(Dataset items)
start
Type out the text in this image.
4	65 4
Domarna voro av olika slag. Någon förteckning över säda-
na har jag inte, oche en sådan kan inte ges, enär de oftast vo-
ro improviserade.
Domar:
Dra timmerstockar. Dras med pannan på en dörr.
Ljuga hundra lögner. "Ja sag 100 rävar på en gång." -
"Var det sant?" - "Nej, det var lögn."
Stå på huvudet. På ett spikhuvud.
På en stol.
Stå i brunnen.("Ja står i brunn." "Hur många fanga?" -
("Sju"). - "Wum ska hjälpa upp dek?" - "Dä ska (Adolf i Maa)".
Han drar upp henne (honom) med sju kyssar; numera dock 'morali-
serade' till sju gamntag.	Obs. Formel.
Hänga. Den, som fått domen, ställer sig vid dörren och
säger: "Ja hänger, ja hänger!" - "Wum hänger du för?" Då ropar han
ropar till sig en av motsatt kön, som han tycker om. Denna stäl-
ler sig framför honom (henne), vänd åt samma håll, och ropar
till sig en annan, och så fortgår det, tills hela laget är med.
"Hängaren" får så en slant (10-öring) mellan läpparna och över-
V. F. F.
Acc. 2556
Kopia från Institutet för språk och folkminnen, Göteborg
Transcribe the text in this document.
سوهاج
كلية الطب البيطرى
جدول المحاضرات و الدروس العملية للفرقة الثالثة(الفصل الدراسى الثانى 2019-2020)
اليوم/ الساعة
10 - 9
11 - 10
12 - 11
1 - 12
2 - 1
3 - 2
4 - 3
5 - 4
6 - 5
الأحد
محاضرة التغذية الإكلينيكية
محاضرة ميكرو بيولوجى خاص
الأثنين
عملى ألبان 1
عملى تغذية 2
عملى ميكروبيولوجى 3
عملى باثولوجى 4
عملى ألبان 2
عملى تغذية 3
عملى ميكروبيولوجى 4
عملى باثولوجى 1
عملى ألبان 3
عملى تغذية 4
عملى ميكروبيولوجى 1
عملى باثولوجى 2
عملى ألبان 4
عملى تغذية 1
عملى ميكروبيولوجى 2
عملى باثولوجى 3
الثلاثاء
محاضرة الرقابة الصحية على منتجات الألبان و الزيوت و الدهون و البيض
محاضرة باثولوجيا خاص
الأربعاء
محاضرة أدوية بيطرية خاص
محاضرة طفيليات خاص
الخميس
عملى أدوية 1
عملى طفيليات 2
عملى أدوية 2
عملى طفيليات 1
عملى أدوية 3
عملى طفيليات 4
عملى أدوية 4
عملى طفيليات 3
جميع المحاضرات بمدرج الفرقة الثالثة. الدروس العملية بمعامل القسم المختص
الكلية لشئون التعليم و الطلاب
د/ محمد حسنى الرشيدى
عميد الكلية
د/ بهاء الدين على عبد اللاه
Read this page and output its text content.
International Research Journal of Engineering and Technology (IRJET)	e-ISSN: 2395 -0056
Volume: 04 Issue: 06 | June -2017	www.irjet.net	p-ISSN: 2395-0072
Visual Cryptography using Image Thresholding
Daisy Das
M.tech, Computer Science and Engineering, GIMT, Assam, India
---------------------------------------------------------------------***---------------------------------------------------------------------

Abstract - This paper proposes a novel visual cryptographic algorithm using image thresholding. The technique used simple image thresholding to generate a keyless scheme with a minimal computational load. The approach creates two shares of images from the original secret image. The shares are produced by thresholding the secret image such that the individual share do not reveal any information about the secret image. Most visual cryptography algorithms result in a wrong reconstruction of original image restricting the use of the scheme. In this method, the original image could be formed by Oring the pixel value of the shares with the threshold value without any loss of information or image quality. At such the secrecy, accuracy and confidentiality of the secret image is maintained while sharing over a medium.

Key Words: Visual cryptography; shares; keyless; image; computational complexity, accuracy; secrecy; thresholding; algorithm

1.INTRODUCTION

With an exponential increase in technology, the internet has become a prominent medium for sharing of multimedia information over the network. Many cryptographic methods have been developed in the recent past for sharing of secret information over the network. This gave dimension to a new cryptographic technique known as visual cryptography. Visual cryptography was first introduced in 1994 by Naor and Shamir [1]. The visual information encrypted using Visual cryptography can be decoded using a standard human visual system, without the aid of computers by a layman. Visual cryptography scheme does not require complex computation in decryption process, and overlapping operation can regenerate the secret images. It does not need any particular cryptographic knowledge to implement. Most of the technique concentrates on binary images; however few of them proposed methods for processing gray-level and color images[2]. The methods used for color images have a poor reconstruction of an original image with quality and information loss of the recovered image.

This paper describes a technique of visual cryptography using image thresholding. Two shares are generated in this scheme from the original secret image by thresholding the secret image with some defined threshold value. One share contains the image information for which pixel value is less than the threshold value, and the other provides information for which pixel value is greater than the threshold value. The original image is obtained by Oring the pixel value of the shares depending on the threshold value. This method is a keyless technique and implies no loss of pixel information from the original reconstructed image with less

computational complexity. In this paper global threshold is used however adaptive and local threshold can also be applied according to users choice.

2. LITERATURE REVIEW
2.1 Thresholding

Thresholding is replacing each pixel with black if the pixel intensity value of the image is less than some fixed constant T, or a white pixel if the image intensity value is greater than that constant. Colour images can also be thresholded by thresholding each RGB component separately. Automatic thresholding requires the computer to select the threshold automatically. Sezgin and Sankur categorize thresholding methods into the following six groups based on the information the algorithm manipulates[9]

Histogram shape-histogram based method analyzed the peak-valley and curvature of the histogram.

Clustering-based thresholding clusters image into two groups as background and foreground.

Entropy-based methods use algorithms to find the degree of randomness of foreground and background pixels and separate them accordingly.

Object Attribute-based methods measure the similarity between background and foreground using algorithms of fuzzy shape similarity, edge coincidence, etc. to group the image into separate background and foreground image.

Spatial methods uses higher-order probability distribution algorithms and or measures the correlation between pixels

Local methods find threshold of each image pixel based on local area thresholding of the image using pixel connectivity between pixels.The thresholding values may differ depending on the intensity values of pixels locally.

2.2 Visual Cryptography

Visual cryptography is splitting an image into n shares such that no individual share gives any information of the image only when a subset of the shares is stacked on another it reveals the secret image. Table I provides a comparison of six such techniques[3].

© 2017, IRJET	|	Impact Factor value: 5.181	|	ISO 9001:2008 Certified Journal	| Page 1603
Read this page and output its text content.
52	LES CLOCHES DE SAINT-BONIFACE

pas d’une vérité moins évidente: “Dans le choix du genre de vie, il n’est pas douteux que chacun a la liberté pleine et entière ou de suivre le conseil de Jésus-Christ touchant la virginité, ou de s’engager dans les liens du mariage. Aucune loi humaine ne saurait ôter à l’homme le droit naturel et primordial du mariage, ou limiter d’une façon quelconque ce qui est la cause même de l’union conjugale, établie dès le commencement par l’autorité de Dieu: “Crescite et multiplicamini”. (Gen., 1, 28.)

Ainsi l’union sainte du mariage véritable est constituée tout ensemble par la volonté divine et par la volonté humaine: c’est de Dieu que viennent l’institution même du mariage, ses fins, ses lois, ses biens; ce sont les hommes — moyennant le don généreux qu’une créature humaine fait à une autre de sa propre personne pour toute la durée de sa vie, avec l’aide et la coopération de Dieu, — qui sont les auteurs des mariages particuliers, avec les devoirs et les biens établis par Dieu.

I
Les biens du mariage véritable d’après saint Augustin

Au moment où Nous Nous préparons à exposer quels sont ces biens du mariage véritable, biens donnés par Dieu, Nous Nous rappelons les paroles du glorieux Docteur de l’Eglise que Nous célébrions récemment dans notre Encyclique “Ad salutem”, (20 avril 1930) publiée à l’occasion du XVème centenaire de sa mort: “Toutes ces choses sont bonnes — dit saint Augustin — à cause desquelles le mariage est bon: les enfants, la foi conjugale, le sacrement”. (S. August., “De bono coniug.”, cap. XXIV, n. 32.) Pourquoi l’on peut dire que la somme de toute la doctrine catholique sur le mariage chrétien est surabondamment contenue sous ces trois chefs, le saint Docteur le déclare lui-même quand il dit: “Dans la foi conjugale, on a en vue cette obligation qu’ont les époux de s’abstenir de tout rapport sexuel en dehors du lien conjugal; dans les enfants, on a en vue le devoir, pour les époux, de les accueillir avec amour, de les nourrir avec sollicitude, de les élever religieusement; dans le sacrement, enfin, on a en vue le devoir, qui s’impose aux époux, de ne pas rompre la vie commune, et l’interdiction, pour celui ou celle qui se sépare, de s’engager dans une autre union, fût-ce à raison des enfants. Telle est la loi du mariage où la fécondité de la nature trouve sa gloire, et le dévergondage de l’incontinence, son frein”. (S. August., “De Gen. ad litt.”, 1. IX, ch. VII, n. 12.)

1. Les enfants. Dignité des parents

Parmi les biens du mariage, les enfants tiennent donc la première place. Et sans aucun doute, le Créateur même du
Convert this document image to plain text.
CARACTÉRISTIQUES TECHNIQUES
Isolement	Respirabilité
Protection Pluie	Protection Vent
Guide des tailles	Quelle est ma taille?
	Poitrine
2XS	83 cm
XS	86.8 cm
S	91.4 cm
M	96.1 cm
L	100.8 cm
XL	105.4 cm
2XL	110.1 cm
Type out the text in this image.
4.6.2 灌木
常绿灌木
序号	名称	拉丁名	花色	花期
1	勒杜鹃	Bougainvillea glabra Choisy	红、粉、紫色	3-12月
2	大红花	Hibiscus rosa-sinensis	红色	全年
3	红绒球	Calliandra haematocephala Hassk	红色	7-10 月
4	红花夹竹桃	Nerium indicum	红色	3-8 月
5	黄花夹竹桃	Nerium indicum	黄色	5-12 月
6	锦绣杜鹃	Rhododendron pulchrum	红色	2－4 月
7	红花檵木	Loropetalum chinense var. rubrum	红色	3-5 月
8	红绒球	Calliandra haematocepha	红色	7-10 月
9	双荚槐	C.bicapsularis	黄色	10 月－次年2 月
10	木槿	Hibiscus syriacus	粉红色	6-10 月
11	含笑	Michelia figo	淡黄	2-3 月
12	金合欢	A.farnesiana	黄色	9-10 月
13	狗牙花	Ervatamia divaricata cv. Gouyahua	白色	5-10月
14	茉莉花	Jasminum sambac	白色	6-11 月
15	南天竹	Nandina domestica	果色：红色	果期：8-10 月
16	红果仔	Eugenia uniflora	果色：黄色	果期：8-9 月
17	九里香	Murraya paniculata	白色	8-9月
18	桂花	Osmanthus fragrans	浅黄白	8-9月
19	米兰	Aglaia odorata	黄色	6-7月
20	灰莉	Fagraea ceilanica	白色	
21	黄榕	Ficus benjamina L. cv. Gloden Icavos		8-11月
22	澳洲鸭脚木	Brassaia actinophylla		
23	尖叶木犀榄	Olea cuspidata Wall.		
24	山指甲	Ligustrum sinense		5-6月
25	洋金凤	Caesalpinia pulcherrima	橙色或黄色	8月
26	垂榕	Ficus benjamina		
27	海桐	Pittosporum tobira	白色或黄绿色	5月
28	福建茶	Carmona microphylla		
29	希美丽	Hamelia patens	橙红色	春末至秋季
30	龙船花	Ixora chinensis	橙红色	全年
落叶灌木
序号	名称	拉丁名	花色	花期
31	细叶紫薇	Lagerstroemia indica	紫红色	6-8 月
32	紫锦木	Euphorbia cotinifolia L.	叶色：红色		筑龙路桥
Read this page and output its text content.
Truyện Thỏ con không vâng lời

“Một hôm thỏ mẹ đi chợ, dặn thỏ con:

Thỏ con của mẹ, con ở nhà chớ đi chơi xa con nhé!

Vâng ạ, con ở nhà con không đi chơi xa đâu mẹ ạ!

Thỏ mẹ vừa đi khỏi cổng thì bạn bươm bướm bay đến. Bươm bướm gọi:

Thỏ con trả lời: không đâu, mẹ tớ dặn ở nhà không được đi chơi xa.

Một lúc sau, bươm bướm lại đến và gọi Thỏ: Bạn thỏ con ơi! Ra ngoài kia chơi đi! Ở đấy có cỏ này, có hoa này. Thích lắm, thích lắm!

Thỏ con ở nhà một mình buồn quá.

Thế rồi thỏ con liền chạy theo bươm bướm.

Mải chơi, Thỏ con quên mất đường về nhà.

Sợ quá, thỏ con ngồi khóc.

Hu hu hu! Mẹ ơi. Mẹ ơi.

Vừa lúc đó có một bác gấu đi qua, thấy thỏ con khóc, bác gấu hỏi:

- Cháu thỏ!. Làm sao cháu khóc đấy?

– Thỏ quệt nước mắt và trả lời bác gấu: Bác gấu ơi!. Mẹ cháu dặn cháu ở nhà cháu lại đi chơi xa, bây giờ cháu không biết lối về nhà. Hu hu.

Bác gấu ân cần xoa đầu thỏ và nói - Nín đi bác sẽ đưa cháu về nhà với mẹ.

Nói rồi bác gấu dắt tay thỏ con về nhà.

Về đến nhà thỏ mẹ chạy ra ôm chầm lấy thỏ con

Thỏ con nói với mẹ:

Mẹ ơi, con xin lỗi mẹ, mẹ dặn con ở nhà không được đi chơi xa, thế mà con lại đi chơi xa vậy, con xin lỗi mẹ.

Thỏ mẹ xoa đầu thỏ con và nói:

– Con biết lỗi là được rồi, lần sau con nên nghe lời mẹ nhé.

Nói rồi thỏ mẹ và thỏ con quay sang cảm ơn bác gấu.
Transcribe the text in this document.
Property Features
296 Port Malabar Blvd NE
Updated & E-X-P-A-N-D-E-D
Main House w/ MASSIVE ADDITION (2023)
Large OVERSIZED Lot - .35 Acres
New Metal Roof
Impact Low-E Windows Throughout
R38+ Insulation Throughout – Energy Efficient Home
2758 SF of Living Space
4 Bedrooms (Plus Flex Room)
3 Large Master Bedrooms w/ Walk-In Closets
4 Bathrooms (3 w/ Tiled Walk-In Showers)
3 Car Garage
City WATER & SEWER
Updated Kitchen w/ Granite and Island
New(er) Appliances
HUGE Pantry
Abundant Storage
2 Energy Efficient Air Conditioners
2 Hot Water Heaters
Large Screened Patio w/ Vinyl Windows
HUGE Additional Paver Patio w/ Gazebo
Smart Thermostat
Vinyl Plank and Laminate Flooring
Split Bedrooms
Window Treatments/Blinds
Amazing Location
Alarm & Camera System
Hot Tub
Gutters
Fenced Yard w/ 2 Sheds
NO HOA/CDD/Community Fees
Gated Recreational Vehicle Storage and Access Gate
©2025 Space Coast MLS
end
=== Task goal ===
Gather each line in the data that holds the string "Engineering".

=== In response ===
International Research Journal of Engineering and Technology (IRJET)	e-ISSN: 2395 -0056
M.tech, Computer Science and Engineering, GIMT, Assam, India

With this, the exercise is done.